▶ Exercise directions:
Write out the listing below in full and exactly, leaving out every picture.

▶ Input rows:

========================================================================

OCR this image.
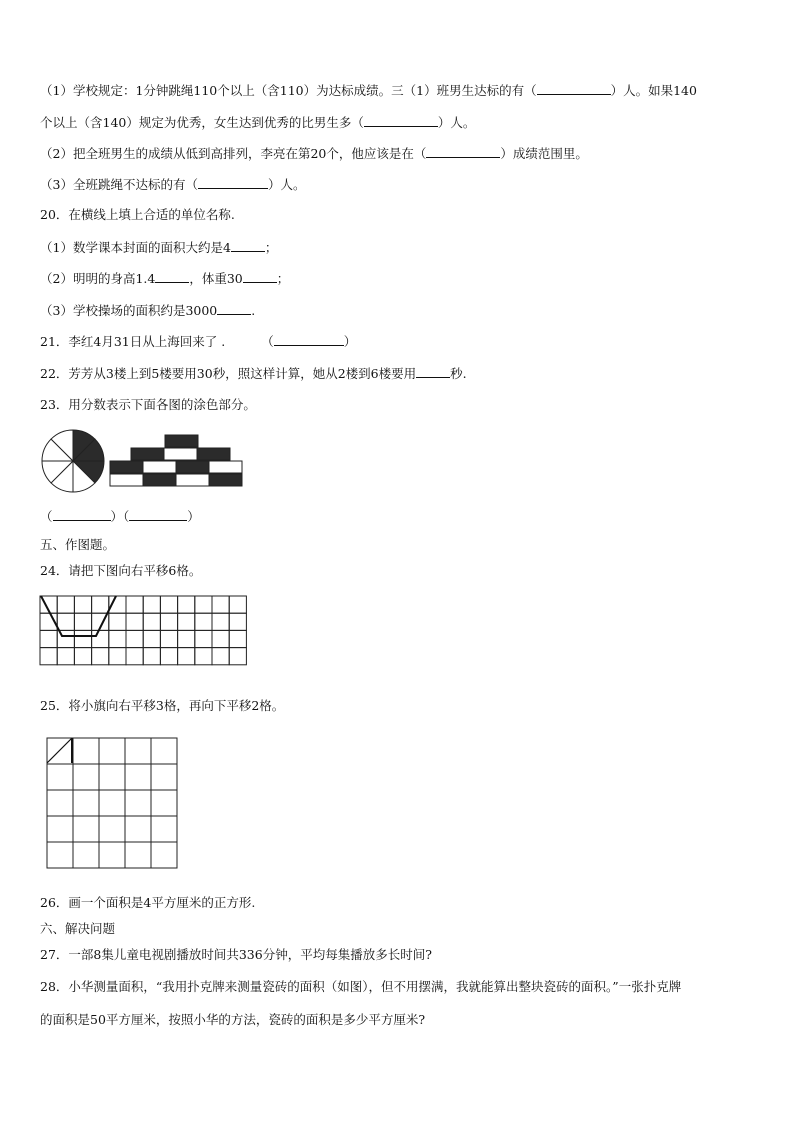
（1）学校规定：1分钟跳绳110个以上（含110）为达标成绩。三（1）班男生达标的有（	）人。如果140
个以上（含140）规定为优秀，女生达到优秀的比男生多（	）人。
（2）把全班男生的成绩从低到高排列，李亮在第20个，他应该是在（	）成绩范围里。
（3）全班跳绳不达标的有（	）人。
20．在横线上填上合适的单位名称.
（1）数学课本封面的面积大约是4	；
（2）明明的身高1.4	，体重30	；
（3）学校操场的面积约是3000	.
21．李红4月31日从上海回来了 .	（	）
22．芳芳从3楼上到5楼要用30秒，照这样计算，她从2楼到6楼要用	秒.
23．用分数表示下面各图的涂色部分。
（	）（	）
五、作图题。
24．请把下图向右平移6格。
25．将小旗向右平移3格，再向下平移2格。
26．画一个面积是4平方厘米的正方形.
六、解决问题
27．一部8集儿童电视剧播放时间共336分钟，平均每集播放多长时间?
28．小华测量面积，“我用扑克牌来测量瓷砖的面积（如图），但不用摆满，我就能算出整块瓷砖的面积。”一张扑克牌
的面积是50平方厘米，按照小华的方法，瓷砖的面积是多少平方厘米?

========================================================================

▶ Finished exercise:
OCR this image.
（1）学校规定：1分钟跳绳110个以上（含110）为达标成绩。三（1）班男生达标的有（	）人。如果140
个以上（含140）规定为优秀，女生达到优秀的比男生多（	）人。
（2）把全班男生的成绩从低到高排列，李亮在第20个，他应该是在（	）成绩范围里。
（3）全班跳绳不达标的有（	）人。
20．在横线上填上合适的单位名称.
（1）数学课本封面的面积大约是4	；
（2）明明的身高1.4	，体重30	；
（3）学校操场的面积约是3000	.
21．李红4月31日从上海回来了 .	（	）
22．芳芳从3楼上到5楼要用30秒，照这样计算，她从2楼到6楼要用	秒.
23．用分数表示下面各图的涂色部分。
（	）（	）
五、作图题。
24．请把下图向右平移6格。
25．将小旗向右平移3格，再向下平移2格。
26．画一个面积是4平方厘米的正方形.
六、解决问题
27．一部8集儿童电视剧播放时间共336分钟，平均每集播放多长时间?
28．小华测量面积，“我用扑克牌来测量瓷砖的面积（如图），但不用摆满，我就能算出整块瓷砖的面积。”一张扑克牌
的面积是50平方厘米，按照小华的方法，瓷砖的面积是多少平方厘米?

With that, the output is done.